-------- GIVEN ENTRIES --------

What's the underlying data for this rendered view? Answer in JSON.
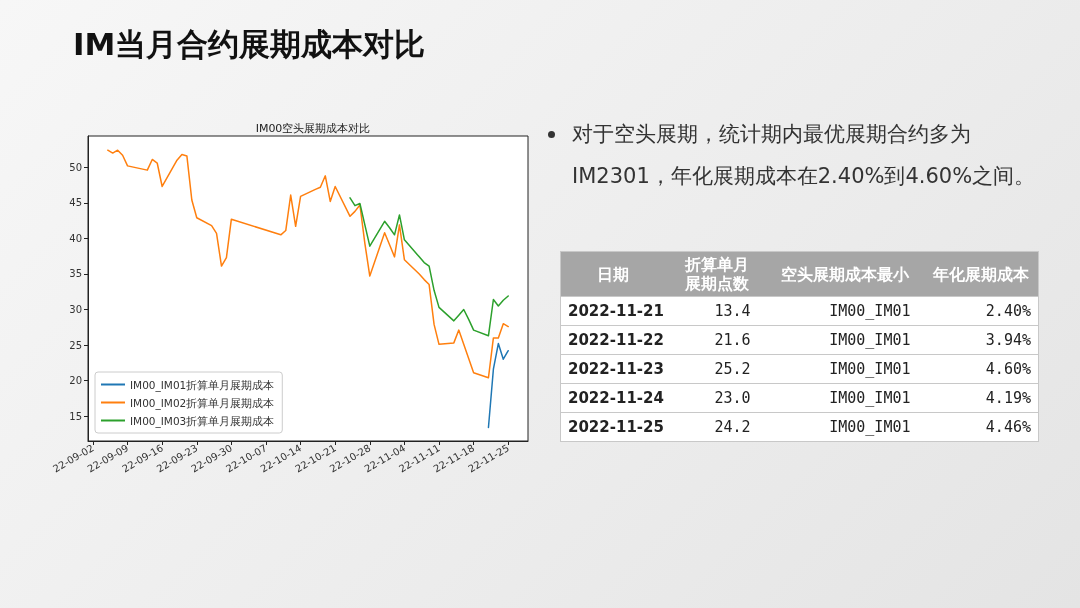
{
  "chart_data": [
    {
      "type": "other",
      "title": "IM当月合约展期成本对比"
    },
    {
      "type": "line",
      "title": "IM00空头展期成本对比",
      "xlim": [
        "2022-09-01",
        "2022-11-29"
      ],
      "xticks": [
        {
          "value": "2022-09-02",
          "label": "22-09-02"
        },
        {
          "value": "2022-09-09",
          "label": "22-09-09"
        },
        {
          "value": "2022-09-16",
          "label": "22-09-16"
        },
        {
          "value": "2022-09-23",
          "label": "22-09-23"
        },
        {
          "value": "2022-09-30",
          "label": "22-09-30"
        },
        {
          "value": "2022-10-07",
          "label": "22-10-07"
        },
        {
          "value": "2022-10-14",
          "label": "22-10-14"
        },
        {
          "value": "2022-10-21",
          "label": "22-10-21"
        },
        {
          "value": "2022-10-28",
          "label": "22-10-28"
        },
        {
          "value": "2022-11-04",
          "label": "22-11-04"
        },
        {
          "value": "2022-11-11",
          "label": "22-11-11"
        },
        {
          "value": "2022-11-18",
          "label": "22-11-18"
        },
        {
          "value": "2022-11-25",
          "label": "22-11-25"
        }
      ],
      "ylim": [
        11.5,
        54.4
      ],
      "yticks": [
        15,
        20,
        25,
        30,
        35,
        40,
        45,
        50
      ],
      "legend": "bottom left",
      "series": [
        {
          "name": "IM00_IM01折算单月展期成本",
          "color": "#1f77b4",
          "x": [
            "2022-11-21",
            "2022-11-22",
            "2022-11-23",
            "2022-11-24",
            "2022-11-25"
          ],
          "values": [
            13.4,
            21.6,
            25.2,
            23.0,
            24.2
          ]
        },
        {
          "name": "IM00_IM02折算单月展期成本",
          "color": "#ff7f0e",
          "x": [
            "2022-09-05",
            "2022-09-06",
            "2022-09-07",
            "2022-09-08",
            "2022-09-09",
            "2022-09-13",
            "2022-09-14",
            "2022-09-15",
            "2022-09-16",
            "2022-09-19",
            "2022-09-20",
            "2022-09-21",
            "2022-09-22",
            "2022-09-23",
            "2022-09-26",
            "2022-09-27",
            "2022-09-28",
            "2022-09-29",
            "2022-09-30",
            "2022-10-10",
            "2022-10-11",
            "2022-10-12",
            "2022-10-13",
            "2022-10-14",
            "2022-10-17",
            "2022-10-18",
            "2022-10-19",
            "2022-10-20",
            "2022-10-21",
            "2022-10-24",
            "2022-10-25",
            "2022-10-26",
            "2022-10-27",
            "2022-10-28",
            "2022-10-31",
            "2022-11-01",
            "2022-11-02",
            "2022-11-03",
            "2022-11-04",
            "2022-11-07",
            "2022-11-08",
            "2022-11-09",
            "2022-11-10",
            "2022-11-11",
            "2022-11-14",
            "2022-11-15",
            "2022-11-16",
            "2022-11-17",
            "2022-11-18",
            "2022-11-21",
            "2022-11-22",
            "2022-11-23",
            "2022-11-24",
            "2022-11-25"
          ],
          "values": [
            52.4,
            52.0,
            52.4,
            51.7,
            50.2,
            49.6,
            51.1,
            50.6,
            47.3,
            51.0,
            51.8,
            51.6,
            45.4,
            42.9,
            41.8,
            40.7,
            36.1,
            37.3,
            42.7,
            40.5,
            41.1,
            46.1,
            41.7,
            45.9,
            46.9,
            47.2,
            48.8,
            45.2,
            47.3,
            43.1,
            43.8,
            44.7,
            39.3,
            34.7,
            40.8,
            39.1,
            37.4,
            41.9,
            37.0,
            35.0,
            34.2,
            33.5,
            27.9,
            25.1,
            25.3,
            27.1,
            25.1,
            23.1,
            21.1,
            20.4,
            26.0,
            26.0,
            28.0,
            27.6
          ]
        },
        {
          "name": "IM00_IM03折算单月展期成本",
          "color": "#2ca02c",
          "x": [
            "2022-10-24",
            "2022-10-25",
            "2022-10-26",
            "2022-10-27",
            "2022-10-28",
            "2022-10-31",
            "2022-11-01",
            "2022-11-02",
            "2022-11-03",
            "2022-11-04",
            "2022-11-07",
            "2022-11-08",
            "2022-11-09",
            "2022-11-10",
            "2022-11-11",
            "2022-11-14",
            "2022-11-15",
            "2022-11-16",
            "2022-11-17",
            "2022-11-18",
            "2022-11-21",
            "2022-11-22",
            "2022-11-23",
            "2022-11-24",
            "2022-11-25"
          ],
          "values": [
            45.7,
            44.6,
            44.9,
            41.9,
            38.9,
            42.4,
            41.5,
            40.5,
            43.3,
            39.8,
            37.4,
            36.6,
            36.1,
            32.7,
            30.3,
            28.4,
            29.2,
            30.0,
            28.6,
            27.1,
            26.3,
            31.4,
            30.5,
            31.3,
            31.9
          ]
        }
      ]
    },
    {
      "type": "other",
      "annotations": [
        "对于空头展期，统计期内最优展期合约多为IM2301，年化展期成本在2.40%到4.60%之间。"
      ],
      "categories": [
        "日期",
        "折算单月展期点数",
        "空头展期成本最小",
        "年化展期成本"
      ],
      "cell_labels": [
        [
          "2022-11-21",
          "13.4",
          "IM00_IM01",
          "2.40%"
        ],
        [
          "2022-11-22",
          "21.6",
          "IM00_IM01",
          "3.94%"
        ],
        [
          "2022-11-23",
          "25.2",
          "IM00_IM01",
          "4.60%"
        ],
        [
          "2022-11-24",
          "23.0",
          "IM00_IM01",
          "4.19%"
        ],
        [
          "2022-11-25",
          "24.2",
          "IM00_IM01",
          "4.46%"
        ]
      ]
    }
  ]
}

--------

◆ REQUIREMENTS:
Omit any images, then output the listing exactly.

◆ SOLUTION:
What's the underlying data for this rendered view? Answer in JSON.
{
  "chart_data": [
    {
      "type": "other",
      "title": "IM当月合约展期成本对比"
    },
    {
      "type": "line",
      "title": "IM00空头展期成本对比",
      "xlim": [
        "2022-09-01",
        "2022-11-29"
      ],
      "xticks": [
        {
          "value": "2022-09-02",
          "label": "22-09-02"
        },
        {
          "value": "2022-09-09",
          "label": "22-09-09"
        },
        {
          "value": "2022-09-16",
          "label": "22-09-16"
        },
        {
          "value": "2022-09-23",
          "label": "22-09-23"
        },
        {
          "value": "2022-09-30",
          "label": "22-09-30"
        },
        {
          "value": "2022-10-07",
          "label": "22-10-07"
        },
        {
          "value": "2022-10-14",
          "label": "22-10-14"
        },
        {
          "value": "2022-10-21",
          "label": "22-10-21"
        },
        {
          "value": "2022-10-28",
          "label": "22-10-28"
        },
        {
          "value": "2022-11-04",
          "label": "22-11-04"
        },
        {
          "value": "2022-11-11",
          "label": "22-11-11"
        },
        {
          "value": "2022-11-18",
          "label": "22-11-18"
        },
        {
          "value": "2022-11-25",
          "label": "22-11-25"
        }
      ],
      "ylim": [
        11.5,
        54.4
      ],
      "yticks": [
        15,
        20,
        25,
        30,
        35,
        40,
        45,
        50
      ],
      "legend": "bottom left",
      "series": [
        {
          "name": "IM00_IM01折算单月展期成本",
          "color": "#1f77b4",
          "x": [
            "2022-11-21",
            "2022-11-22",
            "2022-11-23",
            "2022-11-24",
            "2022-11-25"
          ],
          "values": [
            13.4,
            21.6,
            25.2,
            23.0,
            24.2
          ]
        },
        {
          "name": "IM00_IM02折算单月展期成本",
          "color": "#ff7f0e",
          "x": [
            "2022-09-05",
            "2022-09-06",
            "2022-09-07",
            "2022-09-08",
            "2022-09-09",
            "2022-09-13",
            "2022-09-14",
            "2022-09-15",
            "2022-09-16",
            "2022-09-19",
            "2022-09-20",
            "2022-09-21",
            "2022-09-22",
            "2022-09-23",
            "2022-09-26",
            "2022-09-27",
            "2022-09-28",
            "2022-09-29",
            "2022-09-30",
            "2022-10-10",
            "2022-10-11",
            "2022-10-12",
            "2022-10-13",
            "2022-10-14",
            "2022-10-17",
            "2022-10-18",
            "2022-10-19",
            "2022-10-20",
            "2022-10-21",
            "2022-10-24",
            "2022-10-25",
            "2022-10-26",
            "2022-10-27",
            "2022-10-28",
            "2022-10-31",
            "2022-11-01",
            "2022-11-02",
            "2022-11-03",
            "2022-11-04",
            "2022-11-07",
            "2022-11-08",
            "2022-11-09",
            "2022-11-10",
            "2022-11-11",
            "2022-11-14",
            "2022-11-15",
            "2022-11-16",
            "2022-11-17",
            "2022-11-18",
            "2022-11-21",
            "2022-11-22",
            "2022-11-23",
            "2022-11-24",
            "2022-11-25"
          ],
          "values": [
            52.4,
            52.0,
            52.4,
            51.7,
            50.2,
            49.6,
            51.1,
            50.6,
            47.3,
            51.0,
            51.8,
            51.6,
            45.4,
            42.9,
            41.8,
            40.7,
            36.1,
            37.3,
            42.7,
            40.5,
            41.1,
            46.1,
            41.7,
            45.9,
            46.9,
            47.2,
            48.8,
            45.2,
            47.3,
            43.1,
            43.8,
            44.7,
            39.3,
            34.7,
            40.8,
            39.1,
            37.4,
            41.9,
            37.0,
            35.0,
            34.2,
            33.5,
            27.9,
            25.1,
            25.3,
            27.1,
            25.1,
            23.1,
            21.1,
            20.4,
            26.0,
            26.0,
            28.0,
            27.6
          ]
        },
        {
          "name": "IM00_IM03折算单月展期成本",
          "color": "#2ca02c",
          "x": [
            "2022-10-24",
            "2022-10-25",
            "2022-10-26",
            "2022-10-27",
            "2022-10-28",
            "2022-10-31",
            "2022-11-01",
            "2022-11-02",
            "2022-11-03",
            "2022-11-04",
            "2022-11-07",
            "2022-11-08",
            "2022-11-09",
            "2022-11-10",
            "2022-11-11",
            "2022-11-14",
            "2022-11-15",
            "2022-11-16",
            "2022-11-17",
            "2022-11-18",
            "2022-11-21",
            "2022-11-22",
            "2022-11-23",
            "2022-11-24",
            "2022-11-25"
          ],
          "values": [
            45.7,
            44.6,
            44.9,
            41.9,
            38.9,
            42.4,
            41.5,
            40.5,
            43.3,
            39.8,
            37.4,
            36.6,
            36.1,
            32.7,
            30.3,
            28.4,
            29.2,
            30.0,
            28.6,
            27.1,
            26.3,
            31.4,
            30.5,
            31.3,
            31.9
          ]
        }
      ]
    },
    {
      "type": "other",
      "annotations": [
        "对于空头展期，统计期内最优展期合约多为IM2301，年化展期成本在2.40%到4.60%之间。"
      ],
      "categories": [
        "日期",
        "折算单月展期点数",
        "空头展期成本最小",
        "年化展期成本"
      ],
      "cell_labels": [
        [
          "2022-11-21",
          "13.4",
          "IM00_IM01",
          "2.40%"
        ],
        [
          "2022-11-22",
          "21.6",
          "IM00_IM01",
          "3.94%"
        ],
        [
          "2022-11-23",
          "25.2",
          "IM00_IM01",
          "4.60%"
        ],
        [
          "2022-11-24",
          "23.0",
          "IM00_IM01",
          "4.19%"
        ],
        [
          "2022-11-25",
          "24.2",
          "IM00_IM01",
          "4.46%"
        ]
      ]
    }
  ]
}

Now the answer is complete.